Work order 1 - List every town or city named in the account of Nicola's disappearance in Mali.
Work order 2 - Update the account of Nicola's disappearance in Mali from "I called an" up to and including "bear thinking about.", replacing "commander" with "officer".
Work order 3 - Write what follows the last sentence of the account of Nicola's disappearance in Mali.

Excerpt -
I started making enquiries via various friends and contacts in Mali and with security people in the sub-region to ask what had been heard.  In most cases no one realised he was missing! Nothing!  I then asked a friend to call Douentza, we knew that the Gendarmerie had picked him up and given him a cell on the night of 2/3rd February but then bizarrely let him loose when a month or two before a Japanese tourist found on a barge at Mopti heading for Timbuktu had been hastily taken back to Bamako!  The night of 3rd February I had it confirmed by friends he had stayed at the campsite in Douentza. 


Last known online time was at 0906 local on 4th February, other travellers started sending me screenshots of their conversations with him. No one had a time after that.  I was spending hours translating Italian so I could understand some of his conversations with his Italian childhood friend who made contact with me, I'll call the friend 'P' for now.   Nicola had taken a screenshot of a map and said he was going up the road to Timbuktu, a road so dangerous not even my Malian friend in telecoms will attempt.  There was also a message to another traveller that he was possibly looking to go to Timbuktu via the main road at Konna. It looked bleak for him either way. P had no knowledge of West Africa but was in touch with Nicola's wife and son in South America as well as his mother in Italy.  We worked through many theories which the family were told about.  The Italian government wanted his disappearance to be kept quiet, the family wanted this respected, hence my journalist friend knew only that I knew of a missing Italian when some of the story broke this year!

I called an aviation friend in the UN who put me in touch with the then Italian commander in Timbuktu who know of Nicola's case but was as lost as the rest of us as to his whereabouts.  No one had heard on the grapevine if he'd been kidnapped, which at that time was his best option.  The alternative didn't bear thinking about.

Exercise data -
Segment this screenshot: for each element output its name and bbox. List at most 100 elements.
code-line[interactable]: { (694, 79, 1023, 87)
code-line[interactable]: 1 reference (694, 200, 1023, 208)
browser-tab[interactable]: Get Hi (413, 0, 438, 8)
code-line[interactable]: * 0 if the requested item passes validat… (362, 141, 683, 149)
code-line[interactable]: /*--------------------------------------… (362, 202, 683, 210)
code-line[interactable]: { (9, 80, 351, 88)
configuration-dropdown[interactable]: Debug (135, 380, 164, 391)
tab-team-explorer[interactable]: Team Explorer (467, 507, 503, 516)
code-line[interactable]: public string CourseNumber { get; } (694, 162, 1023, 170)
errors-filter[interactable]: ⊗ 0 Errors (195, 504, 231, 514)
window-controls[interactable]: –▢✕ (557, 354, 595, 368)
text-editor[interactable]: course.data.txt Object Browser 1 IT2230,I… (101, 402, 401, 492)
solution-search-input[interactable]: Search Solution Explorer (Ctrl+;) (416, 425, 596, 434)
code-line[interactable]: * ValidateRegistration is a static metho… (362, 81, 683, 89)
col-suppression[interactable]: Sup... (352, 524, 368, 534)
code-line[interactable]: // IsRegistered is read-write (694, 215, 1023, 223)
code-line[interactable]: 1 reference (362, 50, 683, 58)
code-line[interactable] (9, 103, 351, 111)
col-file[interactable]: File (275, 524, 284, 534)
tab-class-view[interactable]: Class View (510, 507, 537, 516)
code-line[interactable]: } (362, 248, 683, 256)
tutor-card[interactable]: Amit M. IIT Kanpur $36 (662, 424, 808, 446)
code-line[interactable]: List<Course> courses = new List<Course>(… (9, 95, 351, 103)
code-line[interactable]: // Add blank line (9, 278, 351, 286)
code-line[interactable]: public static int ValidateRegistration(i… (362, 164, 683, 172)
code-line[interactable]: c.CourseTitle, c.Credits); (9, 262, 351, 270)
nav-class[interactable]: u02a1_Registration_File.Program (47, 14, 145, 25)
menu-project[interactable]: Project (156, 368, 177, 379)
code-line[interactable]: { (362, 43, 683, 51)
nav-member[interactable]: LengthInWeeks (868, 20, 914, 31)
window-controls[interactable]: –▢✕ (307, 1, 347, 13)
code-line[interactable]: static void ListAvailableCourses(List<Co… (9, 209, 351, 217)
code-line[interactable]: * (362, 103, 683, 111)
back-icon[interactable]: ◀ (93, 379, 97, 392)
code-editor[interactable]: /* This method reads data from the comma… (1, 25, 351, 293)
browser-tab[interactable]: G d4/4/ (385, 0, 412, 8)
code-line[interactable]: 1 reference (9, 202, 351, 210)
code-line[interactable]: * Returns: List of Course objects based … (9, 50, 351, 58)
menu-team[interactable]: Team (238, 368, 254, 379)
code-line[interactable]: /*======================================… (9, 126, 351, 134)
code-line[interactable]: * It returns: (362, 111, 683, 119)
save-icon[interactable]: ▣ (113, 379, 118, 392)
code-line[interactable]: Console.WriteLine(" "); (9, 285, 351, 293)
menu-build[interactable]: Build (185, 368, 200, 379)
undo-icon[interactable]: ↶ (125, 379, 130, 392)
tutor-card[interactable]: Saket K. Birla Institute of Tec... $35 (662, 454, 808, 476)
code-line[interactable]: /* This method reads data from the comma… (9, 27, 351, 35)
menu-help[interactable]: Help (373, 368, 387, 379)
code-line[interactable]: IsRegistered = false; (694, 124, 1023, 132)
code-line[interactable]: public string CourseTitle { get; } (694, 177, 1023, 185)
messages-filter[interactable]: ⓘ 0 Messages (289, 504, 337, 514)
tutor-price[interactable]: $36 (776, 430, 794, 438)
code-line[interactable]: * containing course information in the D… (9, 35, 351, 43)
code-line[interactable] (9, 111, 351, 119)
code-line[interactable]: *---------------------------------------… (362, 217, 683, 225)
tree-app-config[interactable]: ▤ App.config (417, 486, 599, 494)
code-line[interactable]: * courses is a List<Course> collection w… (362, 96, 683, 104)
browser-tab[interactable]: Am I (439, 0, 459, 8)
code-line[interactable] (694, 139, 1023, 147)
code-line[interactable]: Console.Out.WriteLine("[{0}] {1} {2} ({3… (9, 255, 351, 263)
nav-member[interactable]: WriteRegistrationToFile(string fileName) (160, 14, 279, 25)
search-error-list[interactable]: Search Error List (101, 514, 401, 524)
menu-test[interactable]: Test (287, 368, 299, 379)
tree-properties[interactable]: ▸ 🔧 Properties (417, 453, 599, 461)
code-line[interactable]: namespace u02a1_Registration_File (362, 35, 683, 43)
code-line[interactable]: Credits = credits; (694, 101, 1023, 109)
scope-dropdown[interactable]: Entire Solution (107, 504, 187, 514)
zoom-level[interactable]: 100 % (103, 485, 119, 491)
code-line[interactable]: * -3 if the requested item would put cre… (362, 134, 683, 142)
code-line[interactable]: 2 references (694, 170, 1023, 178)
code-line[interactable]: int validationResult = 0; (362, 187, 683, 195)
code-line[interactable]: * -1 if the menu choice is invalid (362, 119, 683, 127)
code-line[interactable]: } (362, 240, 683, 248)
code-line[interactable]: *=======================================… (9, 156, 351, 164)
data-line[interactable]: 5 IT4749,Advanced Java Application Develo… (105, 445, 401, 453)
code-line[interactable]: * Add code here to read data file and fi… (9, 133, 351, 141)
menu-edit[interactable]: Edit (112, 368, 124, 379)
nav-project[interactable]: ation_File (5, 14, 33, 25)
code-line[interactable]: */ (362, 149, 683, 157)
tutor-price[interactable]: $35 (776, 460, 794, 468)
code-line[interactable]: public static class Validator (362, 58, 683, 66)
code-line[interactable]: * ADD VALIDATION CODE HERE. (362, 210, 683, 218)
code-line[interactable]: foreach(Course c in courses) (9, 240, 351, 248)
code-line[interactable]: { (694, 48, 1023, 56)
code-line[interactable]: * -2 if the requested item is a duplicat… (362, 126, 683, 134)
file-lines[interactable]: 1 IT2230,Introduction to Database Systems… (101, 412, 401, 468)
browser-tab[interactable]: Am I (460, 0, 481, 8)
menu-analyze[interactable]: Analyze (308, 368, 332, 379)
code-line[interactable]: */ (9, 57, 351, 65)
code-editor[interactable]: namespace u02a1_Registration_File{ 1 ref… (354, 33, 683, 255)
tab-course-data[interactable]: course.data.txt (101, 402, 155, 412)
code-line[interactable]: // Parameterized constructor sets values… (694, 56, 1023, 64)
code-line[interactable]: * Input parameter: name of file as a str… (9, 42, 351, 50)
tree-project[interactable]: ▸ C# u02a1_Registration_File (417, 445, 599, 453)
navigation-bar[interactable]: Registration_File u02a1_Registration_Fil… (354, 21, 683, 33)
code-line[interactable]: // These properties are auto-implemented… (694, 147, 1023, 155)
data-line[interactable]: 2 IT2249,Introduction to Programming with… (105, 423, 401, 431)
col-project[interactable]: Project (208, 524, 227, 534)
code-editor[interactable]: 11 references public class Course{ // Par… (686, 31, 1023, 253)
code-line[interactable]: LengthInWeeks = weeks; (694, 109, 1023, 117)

Exercise response 1 - Douentza, Mopti, Timbuktu, Bamako, Konna

Exercise response 2 -
I called an aviation friend in the UN who put me in touch with the then Italian officer in Timbuktu who know of Nicola's case but was as lost as the rest of us as to his whereabouts.  No one had heard on the grapevine if he'd been kidnapped, which at that time was his best option.  The alternative didn't bear thinking about.

Exercise response 3 -
The months dragged on and on, P was occasionally in touch asking if I'd heard more, he would find things online and share them with me, but never a sighting of Nicola.  April 2020, P was suddenly in touch with this one day, I was elated as I'm sure he was! But this was the only update we had, 6th April 2020 Info Air Agadez with video footage taken around Kidal.

We presume these photos were taken near Kidal around the same time, where we can see some of the other hostages including Sophie Petronin.


So after hurriedly looking at documents last night I called P in Italy, forgetting his written English is incredible but he finds it difficult to speak.  He answered and I was screaming down the phone to him 'Do you have the documents of Nicola's release?' he didn't understand but could hear how excited I was.  We hung up, I drove like a mad woman another kilometre up the road urgently wanting to send the documents from the Malian government in French to him.  We were then both confused, it was 8th October 2020 last night, the document was giving the order for Nicola and Padre Luigi to be released on 6th October, so where were they?!  More calls to an EU security advisor who's attached to an Embassy in the sub-region.  He knew about the Franco-Swiss lady Sophie Petronin's release but was surprised when I told him Nicola was being released too in the deal.  Even more surprising, P broke the news to Nicola's wife who also had no idea of the news!


After an hour of making a variety of calls to check if this was really true, we got word that an aircraft had landed in Bamako with the 4 hostages on board.  Absolutely elated I received video of Petronin, Cissé and one other disembarking, both P and I believed this 3rd one was indeed Nicola. 


This morning I received a photo from P, probably taken last night of Nicola in Bamako.

Unsure of the time he left Bamako on Friday 9th October 2020 but with Padre Luigi, they landed safely in Rome's Ciampino Airport around 1400h to be greeted by the Prime Minister and Foreign Minister of Italy.  Awful to have come out of captivity for so long and find they must wear masks now ... the world has changed!